# Selected passage:
The remnant that loves.

Posted by appolus on May 19, 2025

One of the most tragic realities of the contemporary church, most glaringly within the American context, yet by no means confined to it, is the widespread absence of the new birth among professing Christians. This foundational deficiency renders it utterly impossible for such individuals to love as the early church loved, for the very source and sustainer of that love is Christ Himself. It is He who binds believers together in divine unity.

The church, properly understood, is not a building, a denomination, or an institution, it is the living body of Christ. And unless one has been joined to that body through regeneration, one simply does not belong to the Church in the true, biblical sense, the ekklesia, the “called-out ones.”

It is spiritual folly to expect those outside of Christ, unregenerate and untouched by the Spirit of God, to manifest the supernatural love that defined the earliest believers. This love flows not from religious duty or communal sentiment, but from the indwelling presence of the Holy Spirit.

Oswald Chambers, in his meditations on the Sermon on the Mount, rightly observed that any attempt to live out Christ’s teachings apart from the new birth results in a miserable experience. For the unregenerate, the Sermon is not a light but a crushing burden, a lofty ideal that exposes the impossibility of genuine righteousness without divine transformation.

Religion, absent the life of Christ, becomes little more than a philosophy, a system of ethics, or a cultural form. It may produce momentary acts of kindness, but it cannot sustain the sacrificial, Spirit-wrought love of the saints. This love, that bears all things, believes all things, hopes all things, endures all things, does not arise from human effort but from the supernatural work of God in the soul.

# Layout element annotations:
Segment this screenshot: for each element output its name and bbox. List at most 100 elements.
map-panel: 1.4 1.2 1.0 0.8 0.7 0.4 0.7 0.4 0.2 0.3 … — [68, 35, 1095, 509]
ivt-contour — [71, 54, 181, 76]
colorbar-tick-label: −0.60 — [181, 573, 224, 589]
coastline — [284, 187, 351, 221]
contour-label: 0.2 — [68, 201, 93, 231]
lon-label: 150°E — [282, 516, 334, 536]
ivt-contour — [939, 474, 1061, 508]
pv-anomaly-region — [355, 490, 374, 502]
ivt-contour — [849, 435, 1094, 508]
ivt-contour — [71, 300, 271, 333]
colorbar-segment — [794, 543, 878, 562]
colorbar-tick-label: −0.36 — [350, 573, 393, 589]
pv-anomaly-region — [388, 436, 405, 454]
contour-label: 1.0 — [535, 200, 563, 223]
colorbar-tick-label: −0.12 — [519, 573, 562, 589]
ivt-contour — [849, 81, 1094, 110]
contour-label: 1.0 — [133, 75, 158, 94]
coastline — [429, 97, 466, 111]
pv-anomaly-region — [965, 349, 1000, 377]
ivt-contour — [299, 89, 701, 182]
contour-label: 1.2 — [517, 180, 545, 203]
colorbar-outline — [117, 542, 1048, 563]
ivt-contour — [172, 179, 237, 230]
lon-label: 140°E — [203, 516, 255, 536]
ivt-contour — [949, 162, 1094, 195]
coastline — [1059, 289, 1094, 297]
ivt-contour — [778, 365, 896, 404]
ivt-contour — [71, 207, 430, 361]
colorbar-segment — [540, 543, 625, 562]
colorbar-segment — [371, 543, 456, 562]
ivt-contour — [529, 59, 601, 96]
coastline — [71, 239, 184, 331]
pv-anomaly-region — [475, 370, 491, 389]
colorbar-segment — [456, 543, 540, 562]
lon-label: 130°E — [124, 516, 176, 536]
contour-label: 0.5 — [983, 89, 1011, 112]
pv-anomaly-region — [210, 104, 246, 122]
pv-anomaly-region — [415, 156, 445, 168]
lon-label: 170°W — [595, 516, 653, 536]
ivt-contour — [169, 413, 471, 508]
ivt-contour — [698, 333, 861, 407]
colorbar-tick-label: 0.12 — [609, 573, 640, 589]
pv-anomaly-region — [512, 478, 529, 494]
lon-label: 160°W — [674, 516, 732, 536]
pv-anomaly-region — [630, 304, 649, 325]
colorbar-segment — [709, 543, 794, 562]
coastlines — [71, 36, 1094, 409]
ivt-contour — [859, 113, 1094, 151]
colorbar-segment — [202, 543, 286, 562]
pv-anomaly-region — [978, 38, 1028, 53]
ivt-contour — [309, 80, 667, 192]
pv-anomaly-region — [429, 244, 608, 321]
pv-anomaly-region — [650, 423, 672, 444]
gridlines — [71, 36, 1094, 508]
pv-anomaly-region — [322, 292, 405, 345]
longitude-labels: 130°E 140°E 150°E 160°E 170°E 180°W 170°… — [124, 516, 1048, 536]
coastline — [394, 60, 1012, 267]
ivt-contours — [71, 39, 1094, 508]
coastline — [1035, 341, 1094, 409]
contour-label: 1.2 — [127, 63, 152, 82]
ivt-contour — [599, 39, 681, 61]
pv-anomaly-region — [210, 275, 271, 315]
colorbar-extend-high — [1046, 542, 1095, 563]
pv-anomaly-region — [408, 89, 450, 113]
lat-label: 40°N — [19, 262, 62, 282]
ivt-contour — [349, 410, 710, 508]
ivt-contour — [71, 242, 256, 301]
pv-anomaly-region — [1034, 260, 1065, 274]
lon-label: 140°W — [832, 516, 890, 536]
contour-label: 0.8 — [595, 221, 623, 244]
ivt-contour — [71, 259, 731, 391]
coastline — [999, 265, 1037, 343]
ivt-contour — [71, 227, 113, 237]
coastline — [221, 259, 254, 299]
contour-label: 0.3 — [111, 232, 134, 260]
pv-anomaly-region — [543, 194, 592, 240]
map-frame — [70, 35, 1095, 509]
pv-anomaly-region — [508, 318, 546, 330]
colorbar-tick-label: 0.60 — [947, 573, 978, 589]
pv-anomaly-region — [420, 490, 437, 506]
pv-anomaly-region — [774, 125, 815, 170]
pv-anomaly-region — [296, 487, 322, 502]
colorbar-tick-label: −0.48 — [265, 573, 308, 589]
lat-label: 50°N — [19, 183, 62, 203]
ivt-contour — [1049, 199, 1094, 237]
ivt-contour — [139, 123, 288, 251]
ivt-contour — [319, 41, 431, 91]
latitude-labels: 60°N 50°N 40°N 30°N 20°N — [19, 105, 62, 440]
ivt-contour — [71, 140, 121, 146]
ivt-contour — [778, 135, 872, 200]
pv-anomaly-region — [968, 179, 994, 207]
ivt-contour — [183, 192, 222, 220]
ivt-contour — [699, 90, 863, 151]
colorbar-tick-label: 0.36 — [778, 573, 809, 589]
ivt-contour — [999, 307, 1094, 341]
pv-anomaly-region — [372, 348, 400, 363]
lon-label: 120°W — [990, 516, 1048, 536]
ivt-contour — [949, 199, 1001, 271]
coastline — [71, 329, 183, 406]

# Exercise prompt:
Using the passage on the remnant that loves, explain why it says professing Christians who lack the new birth cannot love as the early church loved.

# Task output:
The passage says this love has Christ Himself as its source and sustainer, and He binds believers together in divine unity. It adds that the love flows from the indwelling presence of the Holy Spirit, not from religious duty or communal sentiment. Without the new birth, a person has not been joined to that body and lacks that source.